What is required: Give every entry again, unchanged, and leave its images out.

== Provided entries

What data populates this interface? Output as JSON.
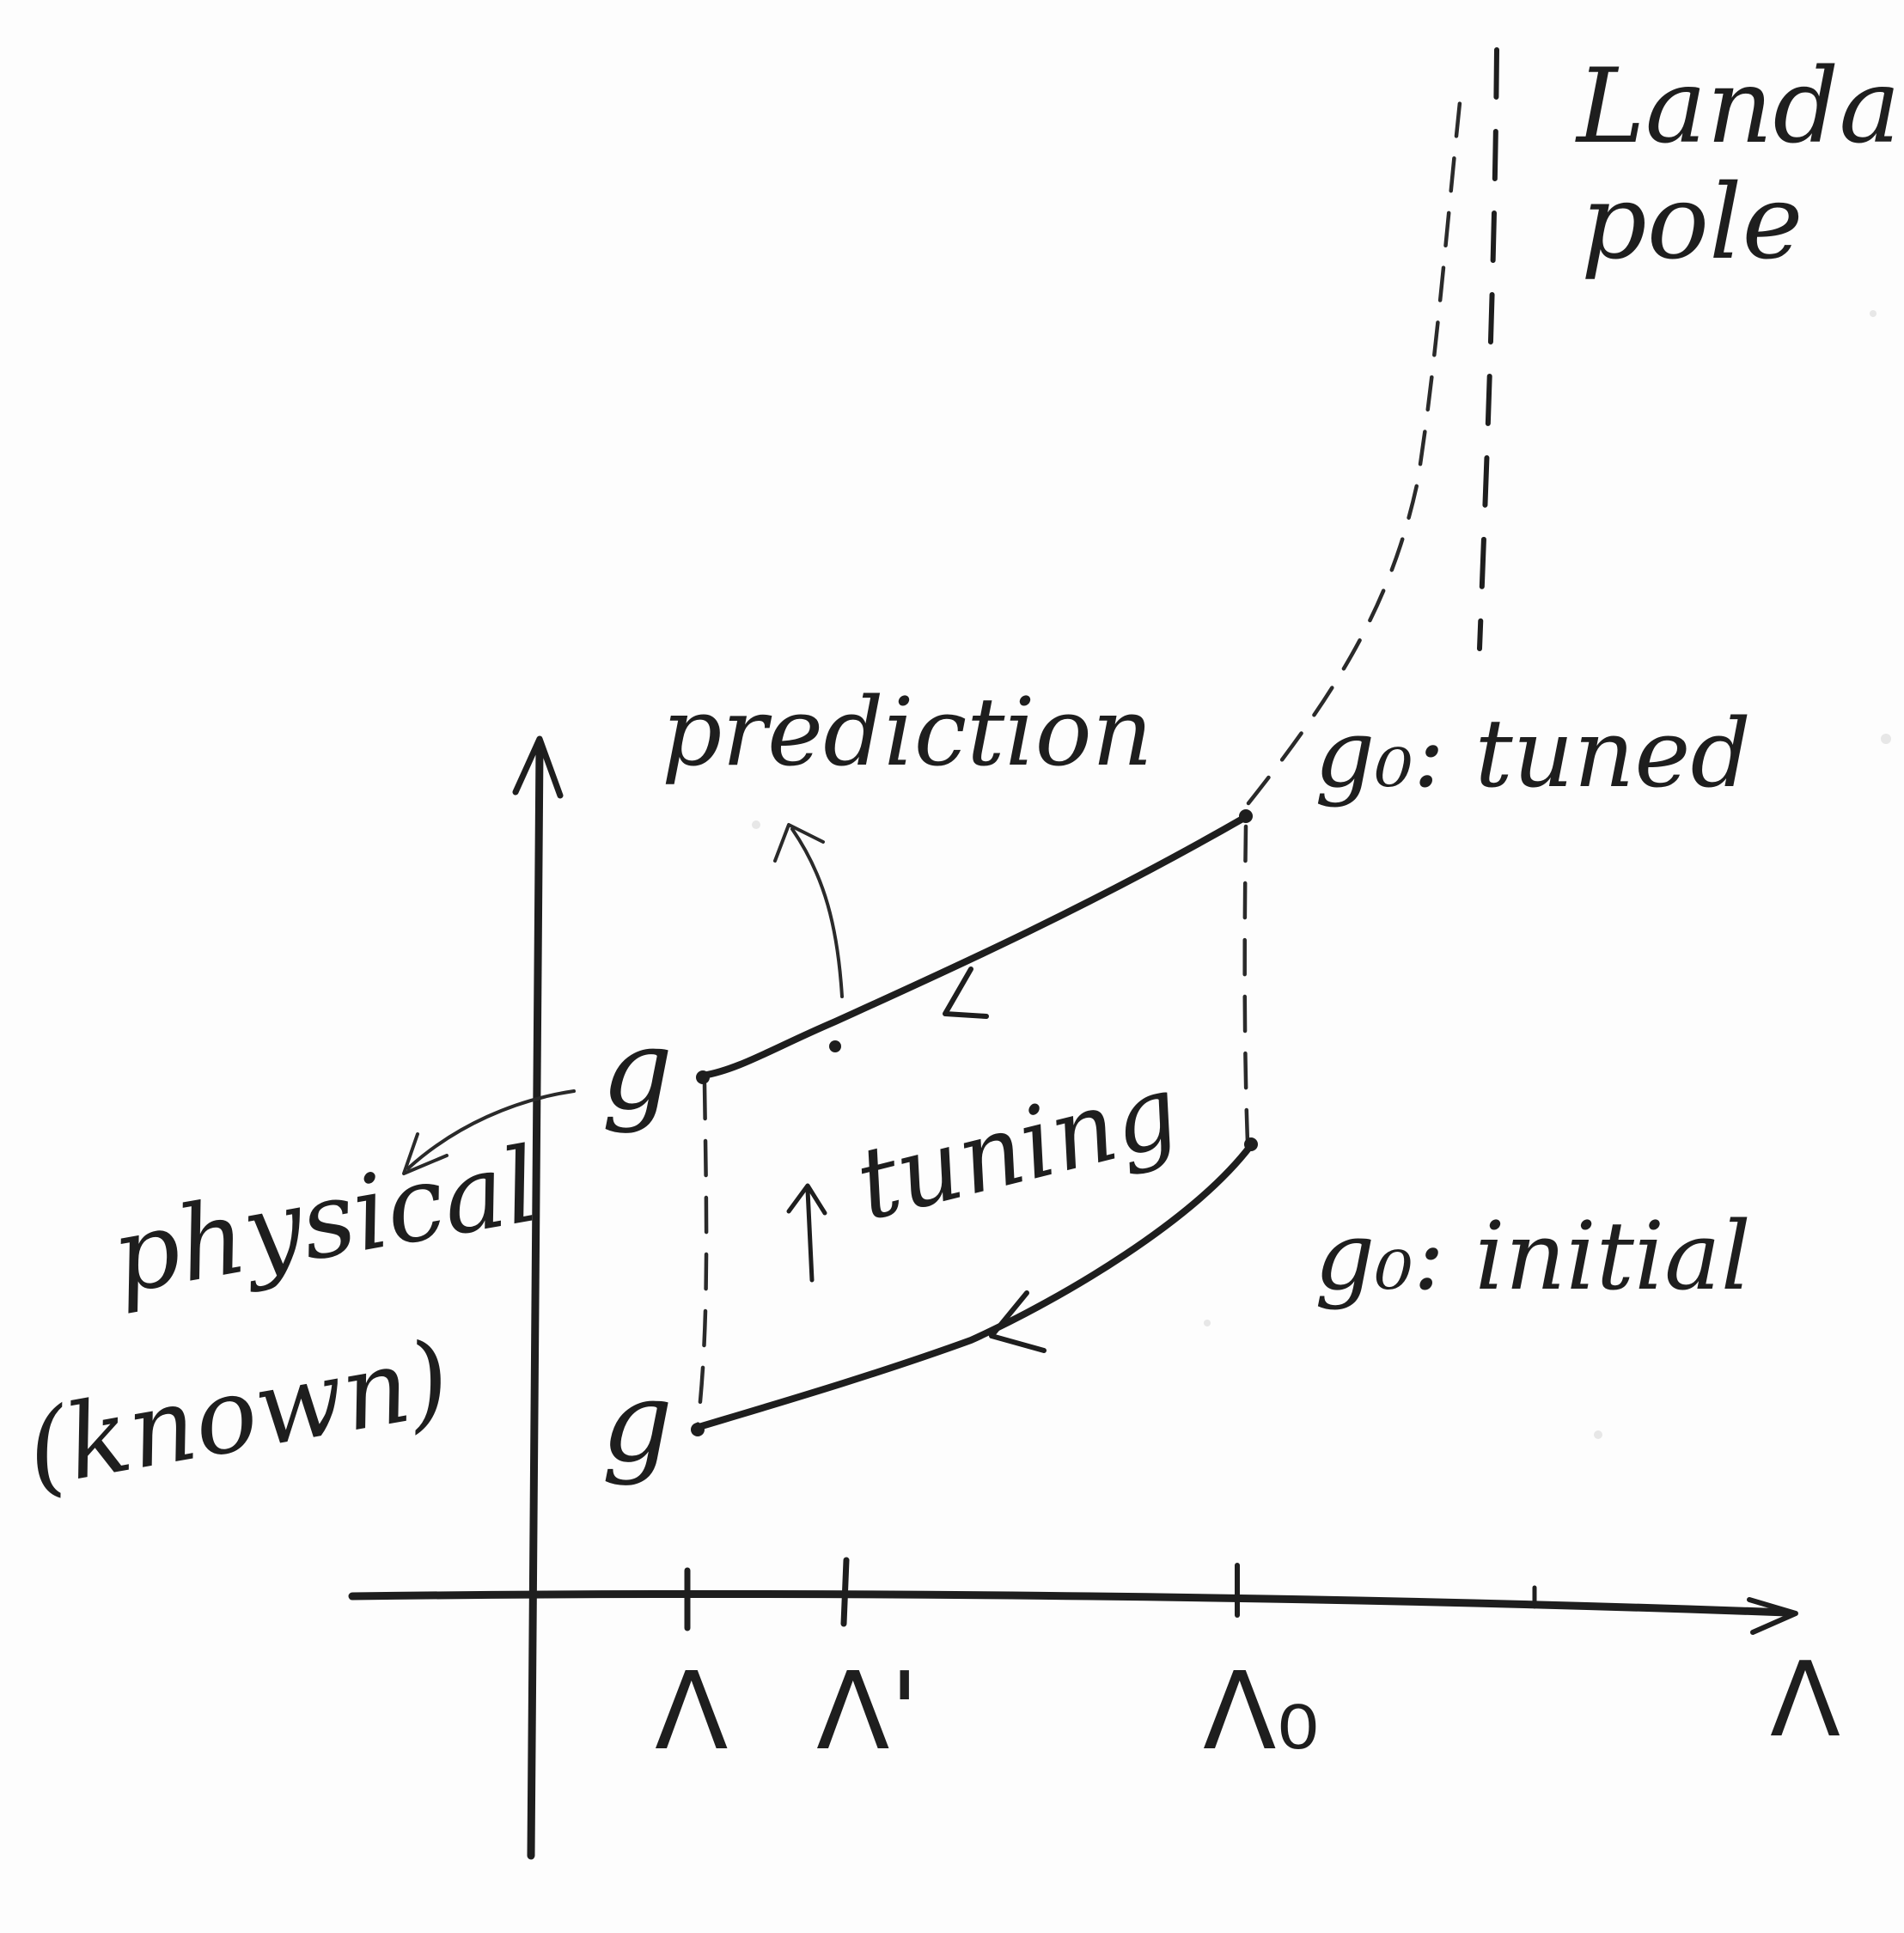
{
  "labels": {
    "landau_line1": "Landau",
    "landau_line2": "pole",
    "prediction": "prediction",
    "g0_tuned": "g₀: tuned",
    "g0_initial": "g₀: initial",
    "tuning": "tuning",
    "physical_line1": "physical",
    "physical_line2": "(known)",
    "g_upper": "g",
    "g_lower": "g",
    "lambda": "Λ",
    "lambda_prime": "Λ'",
    "lambda_0": "Λ₀",
    "lambda_axis": "Λ"
  }
}
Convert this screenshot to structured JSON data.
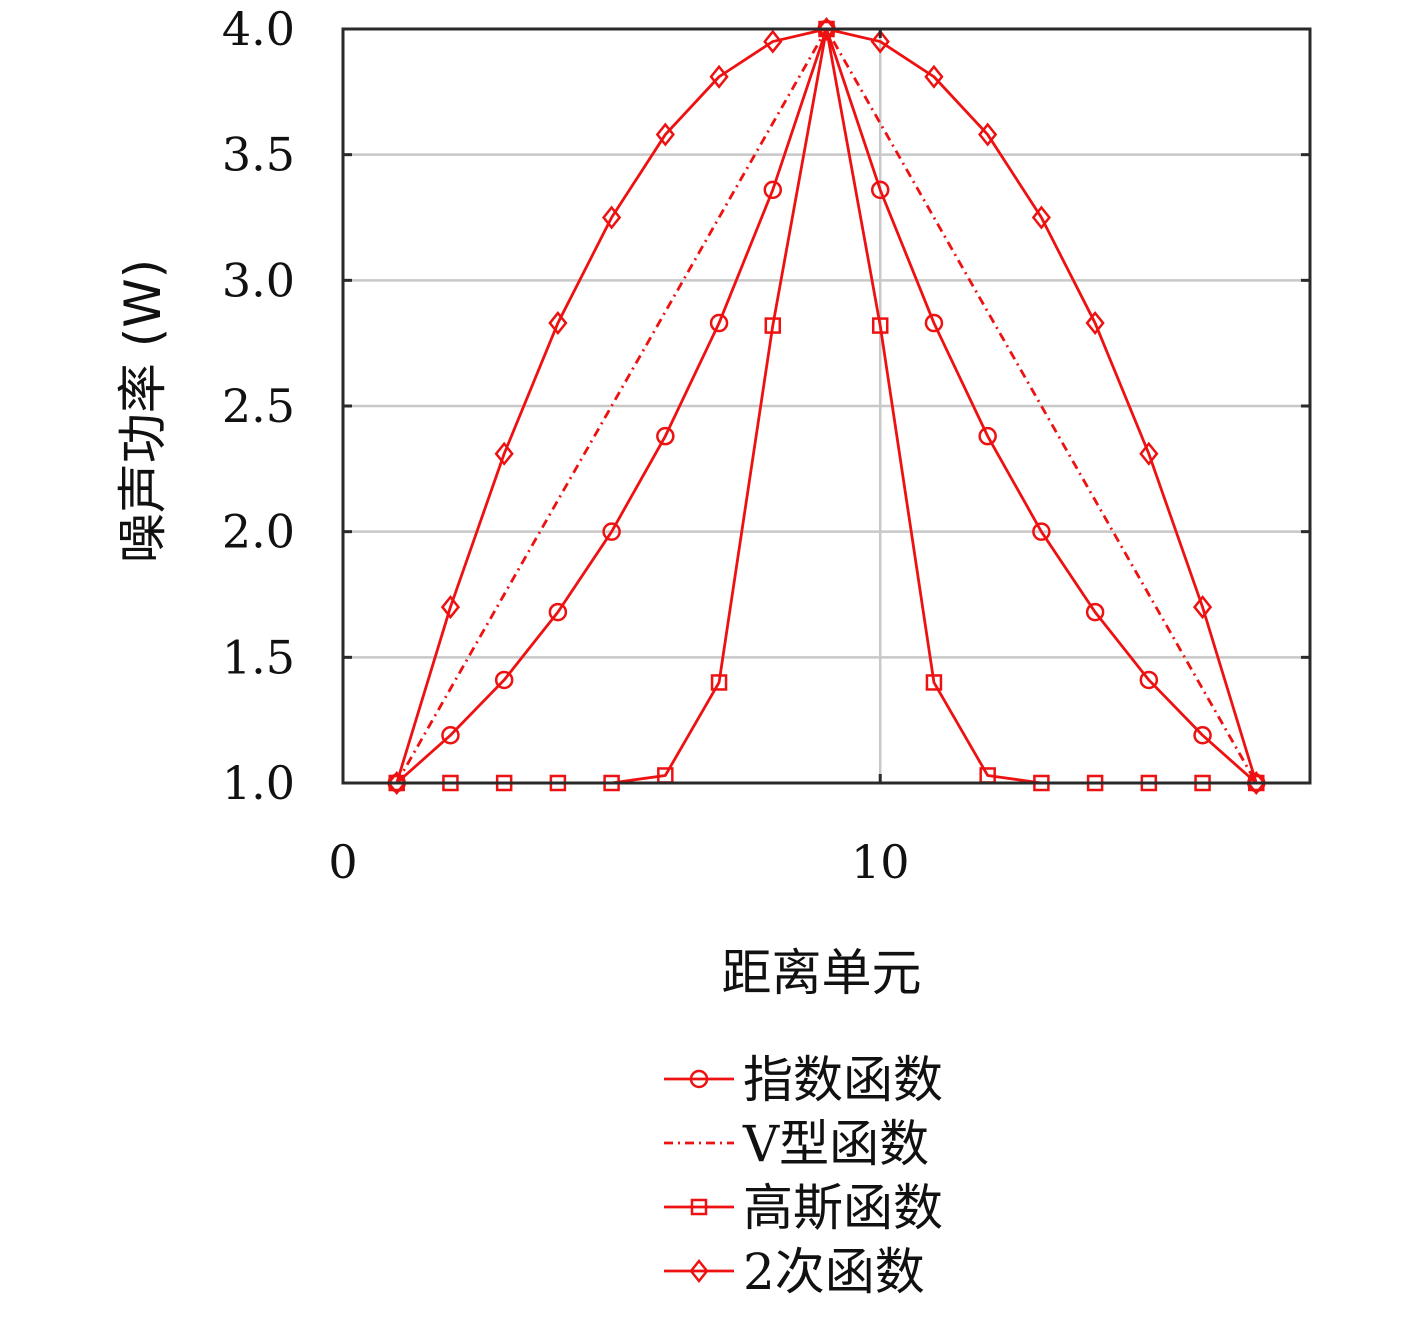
{
  "chart_data": {
    "type": "line",
    "title": "",
    "xlabel": "距离单元",
    "ylabel": "噪声功率 (W)",
    "xlim": [
      0,
      18
    ],
    "ylim": [
      1.0,
      4.0
    ],
    "xticks": [
      0,
      10
    ],
    "xtick_labels": [
      "0",
      "10"
    ],
    "yticks": [
      1.0,
      1.5,
      2.0,
      2.5,
      3.0,
      3.5,
      4.0
    ],
    "ytick_labels": [
      "1.0",
      "1.5",
      "2.0",
      "2.5",
      "3.0",
      "3.5",
      "4.0"
    ],
    "grid": true,
    "legend_position": "below",
    "color": "#ee1111",
    "x": [
      1,
      2,
      3,
      4,
      5,
      6,
      7,
      8,
      9,
      10,
      11,
      12,
      13,
      14,
      15,
      16,
      17
    ],
    "series": [
      {
        "name": "指数函数",
        "marker": "circle",
        "line": "solid",
        "values": [
          1.0,
          1.19,
          1.41,
          1.68,
          2.0,
          2.38,
          2.83,
          3.36,
          4.0,
          3.36,
          2.83,
          2.38,
          2.0,
          1.68,
          1.41,
          1.19,
          1.0
        ]
      },
      {
        "name": "V型函数",
        "marker": "none",
        "line": "dashdot",
        "values": [
          1.0,
          1.375,
          1.75,
          2.125,
          2.5,
          2.875,
          3.25,
          3.625,
          4.0,
          3.625,
          3.25,
          2.875,
          2.5,
          2.125,
          1.75,
          1.375,
          1.0
        ]
      },
      {
        "name": "高斯函数",
        "marker": "square",
        "line": "solid",
        "values": [
          1.0,
          1.0,
          1.0,
          1.0,
          1.0,
          1.03,
          1.4,
          2.82,
          4.0,
          2.82,
          1.4,
          1.03,
          1.0,
          1.0,
          1.0,
          1.0,
          1.0
        ]
      },
      {
        "name": "2次函数",
        "marker": "diamond",
        "line": "solid",
        "values": [
          1.0,
          1.7,
          2.31,
          2.83,
          3.25,
          3.58,
          3.81,
          3.95,
          4.0,
          3.95,
          3.81,
          3.58,
          3.25,
          2.83,
          2.31,
          1.7,
          1.0
        ]
      }
    ]
  }
}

====

Result of the exercise:
What data populates this interface? Output as JSON.
{
  "labels": {
    "landau_line1": "Landau",
    "landau_line2": "pole",
    "prediction": "prediction",
    "g0_tuned": "g₀: tuned",
    "g0_initial": "g₀: initial",
    "tuning": "tuning",
    "physical_line1": "physical",
    "physical_line2": "(known)",
    "g_upper": "g",
    "g_lower": "g",
    "lambda": "Λ",
    "lambda_prime": "Λ'",
    "lambda_0": "Λ₀",
    "lambda_axis": "Λ"
  }
}
Convert this screenshot to structured JSON data.
{
  "chart_data": {
    "type": "line",
    "title": "",
    "xlabel": "距离单元",
    "ylabel": "噪声功率 (W)",
    "xlim": [
      0,
      18
    ],
    "ylim": [
      1.0,
      4.0
    ],
    "xticks": [
      0,
      10
    ],
    "xtick_labels": [
      "0",
      "10"
    ],
    "yticks": [
      1.0,
      1.5,
      2.0,
      2.5,
      3.0,
      3.5,
      4.0
    ],
    "ytick_labels": [
      "1.0",
      "1.5",
      "2.0",
      "2.5",
      "3.0",
      "3.5",
      "4.0"
    ],
    "grid": true,
    "legend_position": "below",
    "color": "#ee1111",
    "x": [
      1,
      2,
      3,
      4,
      5,
      6,
      7,
      8,
      9,
      10,
      11,
      12,
      13,
      14,
      15,
      16,
      17
    ],
    "series": [
      {
        "name": "指数函数",
        "marker": "circle",
        "line": "solid",
        "values": [
          1.0,
          1.19,
          1.41,
          1.68,
          2.0,
          2.38,
          2.83,
          3.36,
          4.0,
          3.36,
          2.83,
          2.38,
          2.0,
          1.68,
          1.41,
          1.19,
          1.0
        ]
      },
      {
        "name": "V型函数",
        "marker": "none",
        "line": "dashdot",
        "values": [
          1.0,
          1.375,
          1.75,
          2.125,
          2.5,
          2.875,
          3.25,
          3.625,
          4.0,
          3.625,
          3.25,
          2.875,
          2.5,
          2.125,
          1.75,
          1.375,
          1.0
        ]
      },
      {
        "name": "高斯函数",
        "marker": "square",
        "line": "solid",
        "values": [
          1.0,
          1.0,
          1.0,
          1.0,
          1.0,
          1.03,
          1.4,
          2.82,
          4.0,
          2.82,
          1.4,
          1.03,
          1.0,
          1.0,
          1.0,
          1.0,
          1.0
        ]
      },
      {
        "name": "2次函数",
        "marker": "diamond",
        "line": "solid",
        "values": [
          1.0,
          1.7,
          2.31,
          2.83,
          3.25,
          3.58,
          3.81,
          3.95,
          4.0,
          3.95,
          3.81,
          3.58,
          3.25,
          2.83,
          2.31,
          1.7,
          1.0
        ]
      }
    ]
  }
}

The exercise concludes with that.